Instructions to follow:
From the listing that follows, extract every line and set it down unaltered.

===== Material provided

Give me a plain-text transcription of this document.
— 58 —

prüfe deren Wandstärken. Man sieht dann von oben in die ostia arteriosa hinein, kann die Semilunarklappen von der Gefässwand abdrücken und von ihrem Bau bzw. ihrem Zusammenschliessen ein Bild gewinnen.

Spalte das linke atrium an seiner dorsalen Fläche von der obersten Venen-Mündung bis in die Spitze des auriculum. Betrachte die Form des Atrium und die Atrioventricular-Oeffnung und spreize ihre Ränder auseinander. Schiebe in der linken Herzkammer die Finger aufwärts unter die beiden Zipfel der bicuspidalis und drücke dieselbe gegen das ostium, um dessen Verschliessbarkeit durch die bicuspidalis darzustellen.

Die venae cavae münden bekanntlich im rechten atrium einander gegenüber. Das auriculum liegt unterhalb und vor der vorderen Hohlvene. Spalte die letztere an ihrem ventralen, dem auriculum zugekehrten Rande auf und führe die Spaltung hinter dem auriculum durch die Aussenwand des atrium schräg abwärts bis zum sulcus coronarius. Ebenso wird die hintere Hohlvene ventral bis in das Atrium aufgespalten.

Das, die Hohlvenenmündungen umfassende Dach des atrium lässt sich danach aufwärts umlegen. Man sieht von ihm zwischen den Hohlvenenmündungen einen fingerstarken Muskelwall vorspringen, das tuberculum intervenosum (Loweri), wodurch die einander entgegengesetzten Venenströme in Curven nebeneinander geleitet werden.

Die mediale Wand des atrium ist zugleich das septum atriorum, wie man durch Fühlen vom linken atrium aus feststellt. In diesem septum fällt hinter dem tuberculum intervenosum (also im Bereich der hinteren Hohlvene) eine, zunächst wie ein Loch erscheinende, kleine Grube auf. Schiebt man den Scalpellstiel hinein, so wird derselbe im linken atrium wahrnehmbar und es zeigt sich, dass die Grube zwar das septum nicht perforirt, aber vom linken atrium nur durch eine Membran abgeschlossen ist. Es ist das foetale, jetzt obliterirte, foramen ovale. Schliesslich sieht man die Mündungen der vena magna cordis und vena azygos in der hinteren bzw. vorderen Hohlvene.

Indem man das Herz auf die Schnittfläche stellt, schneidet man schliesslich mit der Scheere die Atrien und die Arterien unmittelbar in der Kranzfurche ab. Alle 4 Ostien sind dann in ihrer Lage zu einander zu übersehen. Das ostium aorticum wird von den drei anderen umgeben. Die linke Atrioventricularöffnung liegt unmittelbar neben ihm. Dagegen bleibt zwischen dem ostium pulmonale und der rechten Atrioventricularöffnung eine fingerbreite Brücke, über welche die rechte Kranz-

==========

Output for this exercise:
Give me a plain-text transcription of this document.
— 58 —

prüfe deren Wandstärken. Man sieht dann von oben in die ostia arteriosa hinein, kann die Semilunarklappen von der Gefässwand abdrücken und von ihrem Bau bzw. ihrem Zusammenschliessen ein Bild gewinnen.

Spalte das linke atrium an seiner dorsalen Fläche von der obersten Venen-Mündung bis in die Spitze des auriculum. Betrachte die Form des Atrium und die Atrioventricular-Oeffnung und spreize ihre Ränder auseinander. Schiebe in der linken Herzkammer die Finger aufwärts unter die beiden Zipfel der bicuspidalis und drücke dieselbe gegen das ostium, um dessen Verschliessbarkeit durch die bicuspidalis darzustellen.

Die venae cavae münden bekanntlich im rechten atrium einander gegenüber. Das auriculum liegt unterhalb und vor der vorderen Hohlvene. Spalte die letztere an ihrem ventralen, dem auriculum zugekehrten Rande auf und führe die Spaltung hinter dem auriculum durch die Aussenwand des atrium schräg abwärts bis zum sulcus coronarius. Ebenso wird die hintere Hohlvene ventral bis in das Atrium aufgespalten.

Das, die Hohlvenenmündungen umfassende Dach des atrium lässt sich danach aufwärts umlegen. Man sieht von ihm zwischen den Hohlvenenmündungen einen fingerstarken Muskelwall vorspringen, das tuberculum intervenosum (Loweri), wodurch die einander entgegengesetzten Venenströme in Curven nebeneinander geleitet werden.

Die mediale Wand des atrium ist zugleich das septum atriorum, wie man durch Fühlen vom linken atrium aus feststellt. In diesem septum fällt hinter dem tuberculum intervenosum (also im Bereich der hinteren Hohlvene) eine, zunächst wie ein Loch erscheinende, kleine Grube auf. Schiebt man den Scalpellstiel hinein, so wird derselbe im linken atrium wahrnehmbar und es zeigt sich, dass die Grube zwar das septum nicht perforirt, aber vom linken atrium nur durch eine Membran abgeschlossen ist. Es ist das foetale, jetzt obliterirte, foramen ovale. Schliesslich sieht man die Mündungen der vena magna cordis und vena azygos in der hinteren bzw. vorderen Hohlvene.

Indem man das Herz auf die Schnittfläche stellt, schneidet man schliesslich mit der Scheere die Atrien und die Arterien unmittelbar in der Kranzfurche ab. Alle 4 Ostien sind dann in ihrer Lage zu einander zu übersehen. Das ostium aorticum wird von den drei anderen umgeben. Die linke Atrioventricularöffnung liegt unmittelbar neben ihm. Dagegen bleibt zwischen dem ostium pulmonale und der rechten Atrioventricularöffnung eine fingerbreite Brücke, über welche die rechte Kranz-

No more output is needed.